GIVEN INSTRUCTION: Report, word for word, every line of the material that contains "kept".

::::::::

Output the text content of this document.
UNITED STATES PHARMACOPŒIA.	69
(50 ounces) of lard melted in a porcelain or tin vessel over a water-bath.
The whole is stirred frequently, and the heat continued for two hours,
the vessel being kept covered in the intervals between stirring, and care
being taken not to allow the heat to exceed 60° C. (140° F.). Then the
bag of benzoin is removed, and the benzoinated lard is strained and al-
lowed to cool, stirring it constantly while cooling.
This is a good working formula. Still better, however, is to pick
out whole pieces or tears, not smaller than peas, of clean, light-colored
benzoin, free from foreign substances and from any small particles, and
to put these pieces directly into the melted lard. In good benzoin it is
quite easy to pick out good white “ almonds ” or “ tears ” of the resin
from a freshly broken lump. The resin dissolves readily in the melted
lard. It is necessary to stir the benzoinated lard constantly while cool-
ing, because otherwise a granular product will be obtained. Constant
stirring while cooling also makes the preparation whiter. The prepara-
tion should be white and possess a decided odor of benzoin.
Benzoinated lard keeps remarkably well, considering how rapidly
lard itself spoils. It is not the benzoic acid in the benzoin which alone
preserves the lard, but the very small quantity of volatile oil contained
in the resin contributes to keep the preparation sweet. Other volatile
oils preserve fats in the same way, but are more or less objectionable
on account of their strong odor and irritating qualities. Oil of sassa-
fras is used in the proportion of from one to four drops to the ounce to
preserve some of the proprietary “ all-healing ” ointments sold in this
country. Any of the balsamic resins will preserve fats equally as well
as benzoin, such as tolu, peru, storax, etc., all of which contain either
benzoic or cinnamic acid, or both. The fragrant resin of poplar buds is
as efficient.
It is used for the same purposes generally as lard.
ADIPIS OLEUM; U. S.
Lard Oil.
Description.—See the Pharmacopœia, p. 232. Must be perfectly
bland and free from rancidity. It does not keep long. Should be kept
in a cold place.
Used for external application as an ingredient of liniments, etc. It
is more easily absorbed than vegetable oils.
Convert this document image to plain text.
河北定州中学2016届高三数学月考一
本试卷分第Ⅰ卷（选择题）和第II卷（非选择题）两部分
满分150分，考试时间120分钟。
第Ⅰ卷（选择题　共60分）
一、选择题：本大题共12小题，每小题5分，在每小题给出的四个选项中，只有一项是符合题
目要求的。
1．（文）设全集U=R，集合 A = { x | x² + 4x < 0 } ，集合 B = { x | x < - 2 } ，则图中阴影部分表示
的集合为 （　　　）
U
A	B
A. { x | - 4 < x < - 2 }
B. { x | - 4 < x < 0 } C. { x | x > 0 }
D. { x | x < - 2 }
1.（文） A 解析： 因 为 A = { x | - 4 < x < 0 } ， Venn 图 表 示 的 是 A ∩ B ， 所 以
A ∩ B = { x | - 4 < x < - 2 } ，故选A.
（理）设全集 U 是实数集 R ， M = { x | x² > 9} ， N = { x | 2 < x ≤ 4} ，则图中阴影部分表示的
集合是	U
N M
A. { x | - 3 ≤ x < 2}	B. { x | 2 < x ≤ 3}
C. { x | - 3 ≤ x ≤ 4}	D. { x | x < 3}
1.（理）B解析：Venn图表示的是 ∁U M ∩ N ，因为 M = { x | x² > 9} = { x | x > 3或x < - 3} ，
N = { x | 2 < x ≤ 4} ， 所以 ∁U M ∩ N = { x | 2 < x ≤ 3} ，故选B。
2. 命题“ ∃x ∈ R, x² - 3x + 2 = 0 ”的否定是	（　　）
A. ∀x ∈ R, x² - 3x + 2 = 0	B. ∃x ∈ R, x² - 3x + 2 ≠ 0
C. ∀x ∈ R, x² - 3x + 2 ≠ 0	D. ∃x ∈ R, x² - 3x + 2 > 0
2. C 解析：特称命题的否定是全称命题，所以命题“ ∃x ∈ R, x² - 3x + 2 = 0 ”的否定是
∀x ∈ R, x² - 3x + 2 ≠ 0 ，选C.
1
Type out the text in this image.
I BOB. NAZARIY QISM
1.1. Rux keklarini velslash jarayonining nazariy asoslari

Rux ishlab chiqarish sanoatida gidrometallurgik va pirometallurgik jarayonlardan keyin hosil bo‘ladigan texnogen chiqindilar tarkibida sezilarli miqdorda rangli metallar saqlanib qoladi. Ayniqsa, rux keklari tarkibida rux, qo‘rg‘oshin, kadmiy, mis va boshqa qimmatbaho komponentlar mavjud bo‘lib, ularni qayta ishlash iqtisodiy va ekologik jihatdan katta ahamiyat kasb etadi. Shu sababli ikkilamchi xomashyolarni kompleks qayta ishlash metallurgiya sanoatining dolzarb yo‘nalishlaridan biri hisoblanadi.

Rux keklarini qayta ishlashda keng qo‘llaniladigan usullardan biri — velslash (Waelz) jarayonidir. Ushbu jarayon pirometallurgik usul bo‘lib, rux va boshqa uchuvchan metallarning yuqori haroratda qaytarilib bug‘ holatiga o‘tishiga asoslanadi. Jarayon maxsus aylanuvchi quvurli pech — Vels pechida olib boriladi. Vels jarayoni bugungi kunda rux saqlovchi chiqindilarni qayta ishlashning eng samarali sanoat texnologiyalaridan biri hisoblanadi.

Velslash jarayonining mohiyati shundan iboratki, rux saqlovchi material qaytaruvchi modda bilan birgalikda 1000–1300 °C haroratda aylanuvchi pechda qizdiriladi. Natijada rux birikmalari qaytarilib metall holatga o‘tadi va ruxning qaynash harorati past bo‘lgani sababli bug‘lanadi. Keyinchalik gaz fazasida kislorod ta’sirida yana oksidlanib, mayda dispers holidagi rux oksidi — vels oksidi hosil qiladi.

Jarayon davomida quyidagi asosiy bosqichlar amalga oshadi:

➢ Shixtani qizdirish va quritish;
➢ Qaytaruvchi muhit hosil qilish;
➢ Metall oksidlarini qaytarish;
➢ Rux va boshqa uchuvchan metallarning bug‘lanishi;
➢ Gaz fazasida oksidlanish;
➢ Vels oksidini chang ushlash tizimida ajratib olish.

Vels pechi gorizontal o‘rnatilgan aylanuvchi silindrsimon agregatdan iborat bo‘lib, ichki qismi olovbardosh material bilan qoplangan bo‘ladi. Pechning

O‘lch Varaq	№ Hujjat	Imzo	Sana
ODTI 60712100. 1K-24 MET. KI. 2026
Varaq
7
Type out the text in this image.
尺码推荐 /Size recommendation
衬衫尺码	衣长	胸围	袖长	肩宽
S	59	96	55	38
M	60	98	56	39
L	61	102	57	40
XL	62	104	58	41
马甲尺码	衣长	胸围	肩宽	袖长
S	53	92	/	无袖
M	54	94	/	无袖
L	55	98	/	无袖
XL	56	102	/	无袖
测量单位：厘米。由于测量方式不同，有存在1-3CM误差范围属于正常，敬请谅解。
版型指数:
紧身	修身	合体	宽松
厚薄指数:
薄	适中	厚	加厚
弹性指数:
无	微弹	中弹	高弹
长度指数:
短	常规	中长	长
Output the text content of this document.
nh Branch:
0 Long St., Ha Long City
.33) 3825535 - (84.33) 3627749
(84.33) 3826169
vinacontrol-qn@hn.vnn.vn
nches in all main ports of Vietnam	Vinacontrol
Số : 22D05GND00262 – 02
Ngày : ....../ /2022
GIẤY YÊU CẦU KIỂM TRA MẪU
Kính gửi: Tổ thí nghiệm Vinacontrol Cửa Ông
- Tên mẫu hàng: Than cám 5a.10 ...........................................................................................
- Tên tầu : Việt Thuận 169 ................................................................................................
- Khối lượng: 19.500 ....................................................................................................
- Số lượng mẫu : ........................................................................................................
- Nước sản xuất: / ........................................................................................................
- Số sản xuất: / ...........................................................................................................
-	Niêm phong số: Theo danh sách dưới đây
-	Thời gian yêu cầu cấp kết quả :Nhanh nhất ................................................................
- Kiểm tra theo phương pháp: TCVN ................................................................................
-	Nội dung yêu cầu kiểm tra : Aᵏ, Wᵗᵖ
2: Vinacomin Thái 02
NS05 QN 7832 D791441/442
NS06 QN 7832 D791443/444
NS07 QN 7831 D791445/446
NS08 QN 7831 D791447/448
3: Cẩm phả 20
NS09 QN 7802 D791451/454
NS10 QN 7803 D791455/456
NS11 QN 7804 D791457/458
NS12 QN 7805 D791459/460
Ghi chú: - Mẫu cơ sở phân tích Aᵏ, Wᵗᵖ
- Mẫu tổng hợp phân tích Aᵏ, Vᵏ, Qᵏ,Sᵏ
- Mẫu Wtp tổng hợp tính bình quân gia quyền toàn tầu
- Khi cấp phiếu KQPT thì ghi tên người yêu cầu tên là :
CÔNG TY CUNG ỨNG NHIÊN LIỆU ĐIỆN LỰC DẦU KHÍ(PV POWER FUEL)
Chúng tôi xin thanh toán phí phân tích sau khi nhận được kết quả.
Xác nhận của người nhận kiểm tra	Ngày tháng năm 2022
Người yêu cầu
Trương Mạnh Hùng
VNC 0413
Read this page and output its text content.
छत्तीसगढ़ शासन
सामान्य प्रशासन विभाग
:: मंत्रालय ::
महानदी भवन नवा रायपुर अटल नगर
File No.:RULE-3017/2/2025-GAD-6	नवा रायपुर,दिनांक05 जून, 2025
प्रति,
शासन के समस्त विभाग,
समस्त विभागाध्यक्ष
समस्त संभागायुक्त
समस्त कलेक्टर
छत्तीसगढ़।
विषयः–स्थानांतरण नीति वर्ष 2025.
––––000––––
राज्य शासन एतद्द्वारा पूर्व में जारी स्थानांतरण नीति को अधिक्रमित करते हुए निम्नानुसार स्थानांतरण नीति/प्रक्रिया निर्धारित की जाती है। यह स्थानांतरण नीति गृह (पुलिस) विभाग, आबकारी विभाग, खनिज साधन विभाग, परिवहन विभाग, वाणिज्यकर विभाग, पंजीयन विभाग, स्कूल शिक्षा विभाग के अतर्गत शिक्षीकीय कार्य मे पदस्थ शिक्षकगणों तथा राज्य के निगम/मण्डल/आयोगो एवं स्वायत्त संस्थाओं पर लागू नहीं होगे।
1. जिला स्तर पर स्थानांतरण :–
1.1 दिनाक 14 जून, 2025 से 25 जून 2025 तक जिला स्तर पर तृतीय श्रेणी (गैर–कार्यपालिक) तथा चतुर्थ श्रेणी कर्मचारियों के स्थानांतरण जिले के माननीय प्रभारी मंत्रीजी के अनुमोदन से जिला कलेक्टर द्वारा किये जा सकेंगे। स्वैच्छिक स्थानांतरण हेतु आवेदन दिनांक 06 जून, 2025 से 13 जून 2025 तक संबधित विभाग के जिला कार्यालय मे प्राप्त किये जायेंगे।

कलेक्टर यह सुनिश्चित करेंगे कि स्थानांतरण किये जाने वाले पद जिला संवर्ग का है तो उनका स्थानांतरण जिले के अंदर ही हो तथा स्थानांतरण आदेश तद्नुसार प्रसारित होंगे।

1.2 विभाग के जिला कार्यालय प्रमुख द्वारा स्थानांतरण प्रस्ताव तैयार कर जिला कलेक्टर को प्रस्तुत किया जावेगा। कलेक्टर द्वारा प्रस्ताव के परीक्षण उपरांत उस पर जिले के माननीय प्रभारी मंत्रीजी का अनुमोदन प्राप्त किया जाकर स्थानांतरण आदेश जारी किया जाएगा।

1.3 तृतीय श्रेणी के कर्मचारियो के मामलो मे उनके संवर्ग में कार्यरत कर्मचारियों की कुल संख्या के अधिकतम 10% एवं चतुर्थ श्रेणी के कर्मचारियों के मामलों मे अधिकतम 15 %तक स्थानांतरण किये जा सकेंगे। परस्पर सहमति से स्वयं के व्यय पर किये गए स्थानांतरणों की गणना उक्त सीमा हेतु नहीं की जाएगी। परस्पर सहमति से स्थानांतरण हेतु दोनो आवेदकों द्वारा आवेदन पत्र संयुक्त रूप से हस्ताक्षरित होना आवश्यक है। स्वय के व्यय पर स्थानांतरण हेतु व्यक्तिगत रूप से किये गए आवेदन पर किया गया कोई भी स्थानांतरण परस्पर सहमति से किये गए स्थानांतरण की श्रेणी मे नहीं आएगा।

::::::::

TASK RESULT:
the vessel being kept covered in the intervals between stirring, and care
bland and free from rancidity. It does not keep long. Should be kept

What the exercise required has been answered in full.